▶ [Extrait du document]
'''
Le moment le plus apprécié de la journée était le repas de midi en plein air. Installés en rond sur des couvertures, les vendangeurs et vendangeuses se régalaient du repas frugal mais abondant que la maîtresse de maison aimait étaler au milieu des travailleurs. Rien ne manquait : charcuterie - lard fumé - viande froide - fromage - dessert, le tout arrosé de vin qu'on tirait à partir du "lôjele" (tonnelet en bois). C'était la fête dans le vignoble, on entendait des gens qui s'interpellaient et des chansons résonnaient à travers le vignoble. La journée se terminait dans la bonne humeur mais des travaux importants attendaient encore les hommes dès leur rentrée.
Vendanges en 1934 à Gertwiller avec la cravatte pour le patron, s'il vous plait !
Le pressurage s'étalait jusque tard dans la nuit suivi d'un repas chaud. Le pressurage est une opération de longue haleine. Nous n'avions pas de pressoir à domicile, nous traitions notre jus de raisin chez "Papa Antz" situé dans la même rue non loin de chez nous dans la rue des Flaques. Antzpapa faisait encore partie de notre famille. Avant de déverser le contenu de la cuve, on prélevait le "Einziger" ce qui voulait dire un vin qui ne sera jamais mélangé avec de l'eau, " un vin pur" mais qui sera chaptalisé pour lui donner du corps qui pouvait atteindre 14-15° d'alcool. Le "Einziger" était destiné pour les grandes occasions, les fêtes de famille - baptêmes-communions-mariages ou pour la réception d'amis ou des amis des amis. Il est de tradition en Alsace de servir à n'importe quel visiteur, du vin ou tout autre rafraîchissement. C'était une excuse pour boire aussi ! En recensement de 1862 indiquait une consommation moyenne d'1 litre de vin par jour et par homme.
Par opposition au "Einziger" on préparait un vin de moindre teneur en alcool et qu'on dénommait le "Trenkwin", cette qualité de vin inférieure au "Einziger" était obtenu par l'ajout d'une certaine quantité d'eau pure aux marcs après pressage mais avant fermentation. Les vins se conservent avec une teneur en alcool minimum de 9° ce qu'on règle avec le système de chaptalisation (ajout de sucre au moût avant fermentation). Ce type de vin était destiné à la consommation courante, journalière, mais surtout pour la restauration des travailleurs des champs en été. Pour maintenir sa fraîcheur pendant les grandes chaleurs estivales, le conditionnement se faisait dans des petits tonnelets en bois appelés les "Lôjele". Dans les milieux agricoles la consommation de vin était importante. Dans une ferme d'une certaine importance, on stockait facilement entre 80 et 100 Ohm de vin (Ohm = 50 litres). Le moût, une fois prélevé directement de la grande cuve on passait à l'étape suivante, à savoir le pressurage.
'''
▶ [Consignes de l'exercice]
(a) Recopiez mot pour mot le passage du texte sur les vendanges compris entre « Le moment le » et « vous plait ! », ces deux extrémités incluses.
(b) Poursuivez le texte sur les vendanges au-delà de sa dernière phrase.
Les lignes n'ont aucun rapport avec le texte sur les vendanges.

▶ [Contenu des données]
'''
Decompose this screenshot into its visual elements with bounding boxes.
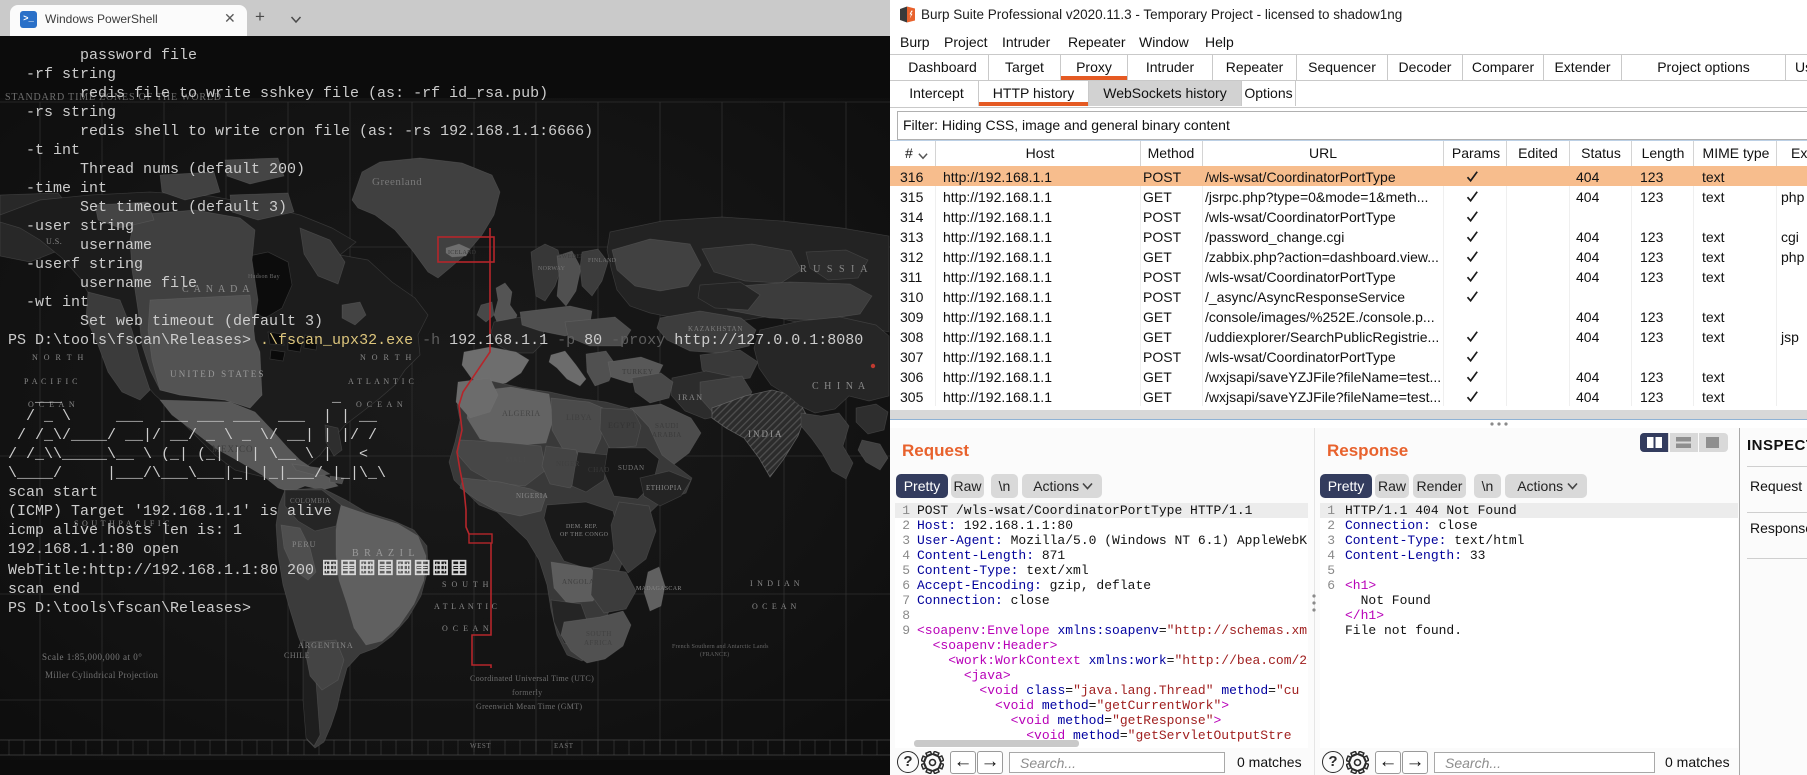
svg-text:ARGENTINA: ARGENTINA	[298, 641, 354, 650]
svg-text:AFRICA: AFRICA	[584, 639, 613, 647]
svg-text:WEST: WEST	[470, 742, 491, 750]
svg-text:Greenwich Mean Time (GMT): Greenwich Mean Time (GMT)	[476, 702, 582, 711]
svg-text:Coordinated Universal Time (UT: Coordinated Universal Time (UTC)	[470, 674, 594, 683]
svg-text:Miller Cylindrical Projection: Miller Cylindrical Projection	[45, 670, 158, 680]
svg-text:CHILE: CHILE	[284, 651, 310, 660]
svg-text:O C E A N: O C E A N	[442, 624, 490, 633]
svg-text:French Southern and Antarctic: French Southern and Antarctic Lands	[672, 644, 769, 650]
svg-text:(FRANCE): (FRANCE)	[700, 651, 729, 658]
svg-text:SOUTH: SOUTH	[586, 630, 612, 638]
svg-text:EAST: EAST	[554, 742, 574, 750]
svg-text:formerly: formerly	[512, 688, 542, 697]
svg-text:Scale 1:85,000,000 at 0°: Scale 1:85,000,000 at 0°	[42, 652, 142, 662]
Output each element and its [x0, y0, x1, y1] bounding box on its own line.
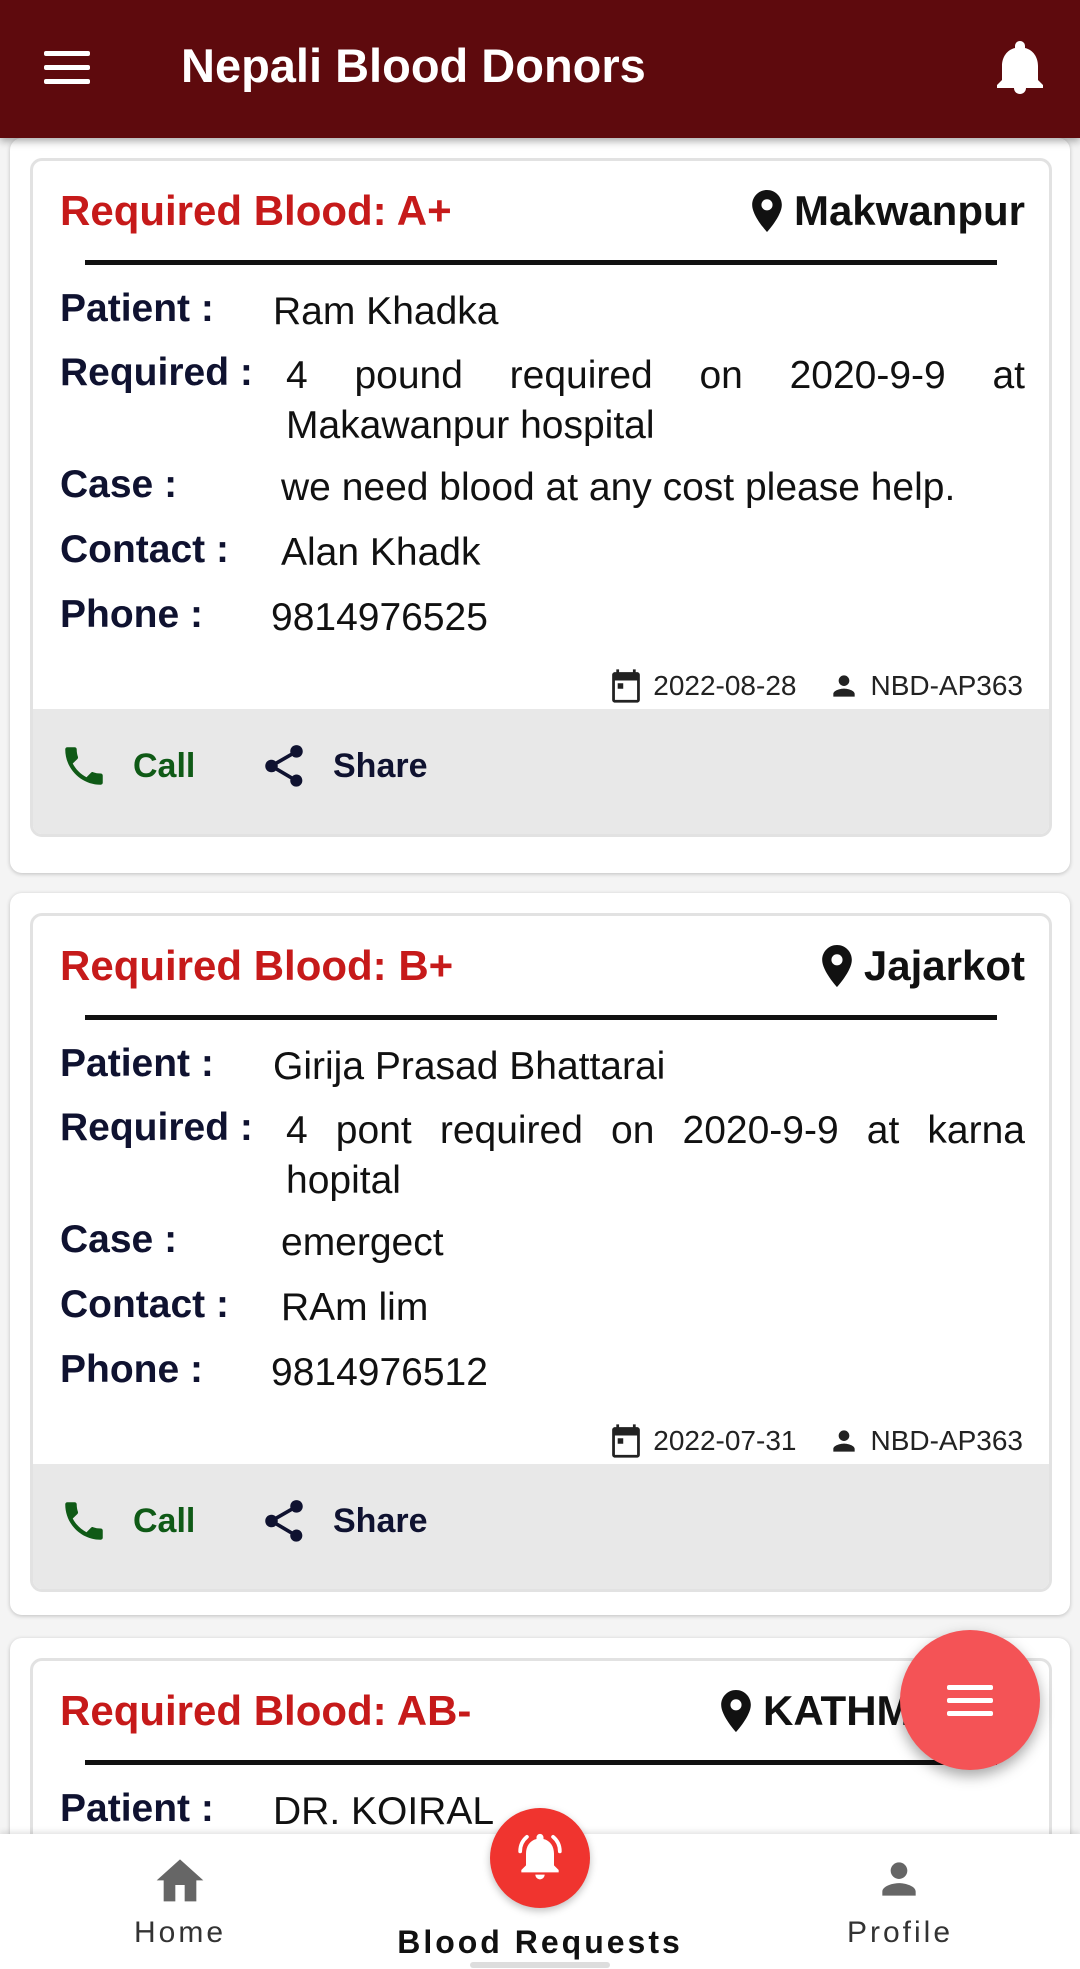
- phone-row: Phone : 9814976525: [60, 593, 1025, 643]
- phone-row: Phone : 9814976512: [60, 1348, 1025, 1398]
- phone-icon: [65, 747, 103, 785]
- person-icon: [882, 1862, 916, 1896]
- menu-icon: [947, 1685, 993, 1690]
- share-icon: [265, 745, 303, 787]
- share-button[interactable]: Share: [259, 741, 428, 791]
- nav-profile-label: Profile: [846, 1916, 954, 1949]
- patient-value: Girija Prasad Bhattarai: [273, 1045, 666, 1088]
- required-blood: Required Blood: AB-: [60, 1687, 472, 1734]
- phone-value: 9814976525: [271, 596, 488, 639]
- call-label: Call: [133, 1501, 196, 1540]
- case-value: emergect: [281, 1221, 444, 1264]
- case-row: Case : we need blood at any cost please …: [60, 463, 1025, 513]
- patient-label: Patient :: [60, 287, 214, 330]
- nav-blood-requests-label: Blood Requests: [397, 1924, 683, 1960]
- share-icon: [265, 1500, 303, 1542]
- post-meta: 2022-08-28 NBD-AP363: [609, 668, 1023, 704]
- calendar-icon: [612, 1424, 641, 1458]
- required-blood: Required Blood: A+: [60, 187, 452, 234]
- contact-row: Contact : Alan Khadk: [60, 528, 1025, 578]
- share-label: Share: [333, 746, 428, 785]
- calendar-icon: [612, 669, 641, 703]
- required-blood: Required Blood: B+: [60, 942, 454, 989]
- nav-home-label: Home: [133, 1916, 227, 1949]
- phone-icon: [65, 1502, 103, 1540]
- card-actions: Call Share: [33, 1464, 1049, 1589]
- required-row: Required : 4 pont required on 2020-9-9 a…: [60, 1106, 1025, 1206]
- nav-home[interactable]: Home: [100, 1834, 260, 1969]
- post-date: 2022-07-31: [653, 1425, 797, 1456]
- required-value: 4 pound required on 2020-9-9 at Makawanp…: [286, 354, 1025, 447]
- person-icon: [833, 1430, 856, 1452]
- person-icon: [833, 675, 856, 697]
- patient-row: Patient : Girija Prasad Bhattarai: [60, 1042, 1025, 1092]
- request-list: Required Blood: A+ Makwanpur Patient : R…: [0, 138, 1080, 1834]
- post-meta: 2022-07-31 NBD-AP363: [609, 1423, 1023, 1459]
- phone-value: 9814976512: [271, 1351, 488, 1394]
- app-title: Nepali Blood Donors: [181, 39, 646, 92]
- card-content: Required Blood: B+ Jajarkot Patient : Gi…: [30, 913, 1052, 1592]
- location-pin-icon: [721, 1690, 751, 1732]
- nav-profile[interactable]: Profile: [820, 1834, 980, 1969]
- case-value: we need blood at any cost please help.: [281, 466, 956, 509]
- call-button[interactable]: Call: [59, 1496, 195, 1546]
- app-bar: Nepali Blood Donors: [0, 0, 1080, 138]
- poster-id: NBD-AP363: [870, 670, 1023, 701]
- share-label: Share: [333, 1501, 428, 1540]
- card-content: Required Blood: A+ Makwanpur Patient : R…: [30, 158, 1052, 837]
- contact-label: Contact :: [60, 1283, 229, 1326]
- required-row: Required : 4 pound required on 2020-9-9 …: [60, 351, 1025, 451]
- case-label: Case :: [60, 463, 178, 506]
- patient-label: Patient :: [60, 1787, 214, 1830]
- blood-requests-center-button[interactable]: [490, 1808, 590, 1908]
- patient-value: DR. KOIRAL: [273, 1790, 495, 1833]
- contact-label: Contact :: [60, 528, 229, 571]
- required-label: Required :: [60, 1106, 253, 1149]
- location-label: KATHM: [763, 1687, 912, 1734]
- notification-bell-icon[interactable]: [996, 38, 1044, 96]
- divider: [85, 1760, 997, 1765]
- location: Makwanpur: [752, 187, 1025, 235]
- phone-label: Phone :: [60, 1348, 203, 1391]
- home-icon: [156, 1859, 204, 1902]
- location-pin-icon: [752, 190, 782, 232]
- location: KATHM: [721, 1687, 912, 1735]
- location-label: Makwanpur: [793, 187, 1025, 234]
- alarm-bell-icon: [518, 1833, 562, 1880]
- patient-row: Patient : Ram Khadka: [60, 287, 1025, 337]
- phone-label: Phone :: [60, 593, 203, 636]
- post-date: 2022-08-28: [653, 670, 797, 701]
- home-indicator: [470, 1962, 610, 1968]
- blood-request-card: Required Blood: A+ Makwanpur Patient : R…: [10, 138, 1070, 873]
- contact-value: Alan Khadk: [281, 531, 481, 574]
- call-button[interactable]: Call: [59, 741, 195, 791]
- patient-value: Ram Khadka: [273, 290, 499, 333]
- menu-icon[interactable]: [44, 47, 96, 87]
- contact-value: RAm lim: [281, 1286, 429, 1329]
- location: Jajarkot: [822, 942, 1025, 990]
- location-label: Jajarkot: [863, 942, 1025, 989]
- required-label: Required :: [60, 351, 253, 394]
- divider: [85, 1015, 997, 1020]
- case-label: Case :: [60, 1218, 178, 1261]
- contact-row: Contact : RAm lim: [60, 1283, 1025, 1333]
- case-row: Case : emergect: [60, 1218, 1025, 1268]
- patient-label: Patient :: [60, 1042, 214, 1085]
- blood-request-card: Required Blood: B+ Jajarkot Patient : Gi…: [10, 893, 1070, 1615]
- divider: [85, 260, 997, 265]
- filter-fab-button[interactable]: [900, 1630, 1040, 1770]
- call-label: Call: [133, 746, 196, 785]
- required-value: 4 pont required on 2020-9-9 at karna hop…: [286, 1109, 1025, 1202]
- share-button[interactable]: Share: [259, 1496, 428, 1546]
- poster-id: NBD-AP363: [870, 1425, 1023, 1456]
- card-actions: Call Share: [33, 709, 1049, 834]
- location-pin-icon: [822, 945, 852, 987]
'''
▶ [Réponses aux consignes]
(a)
Le moment le plus apprécié de la journée était le repas de midi en plein air. Installés en rond sur des couvertures, les vendangeurs et vendangeuses se régalaient du repas frugal mais abondant que la maîtresse de maison aimait étaler au milieu des travailleurs. Rien ne manquait : charcuterie - lard fumé - viande froide - fromage - dessert, le tout arrosé de vin qu'on tirait à partir du "lôjele" (tonnelet en bois). C'était la fête dans le vignoble, on entendait des gens qui s'interpellaient et des chansons résonnaient à travers le vignoble. La journée se terminait dans la bonne humeur mais des travaux importants attendaient encore les hommes dès leur rentrée.
Vendanges en 1934 à Gertwiller avec la cravatte pour le patron, s'il vous plait !

(b)
Le pressoir chez Antzpapa était à poste fixe, très impressionnant, en béton armé d'environ 2m de côté, avec un arbre de pressoir central à filet carré et son tourniquet. Monter le pressoir, mettre le "Trottkaschte" en place (claies et poutres du pressoir) était tout un art qu'Antzpapa se faisait une obligation de nous en faire la démonstration tous les ans, bien que nous savions faire le montage nous-même depuis les années. Mon père et nous les enfants, connaissions la manoeuvre à force d'entendre inlassablement les mêmes explications tous les ans. Le marc de raisin une fois déposé dans le pressoir, l'opération d'extraction du suc restant pouvait démarrer. J'ai encore dans les oreilles le son du cliquetis du tourniquet actionné par 2 à 4 hommes au moyen d'un bras de levier de plusieurs mètres de longueur. La cadence du cliquetis était en étroite harmonie avec le filet de jus sortant du pressoir, et nous, les enfants, ne manquions jamais l'occasion de boire du moût bien sucré. En abusant un peu trop, des conséquences fâcheuses pouvaient se manifester dans les culottes, on appellera cela ... les traces de freinages !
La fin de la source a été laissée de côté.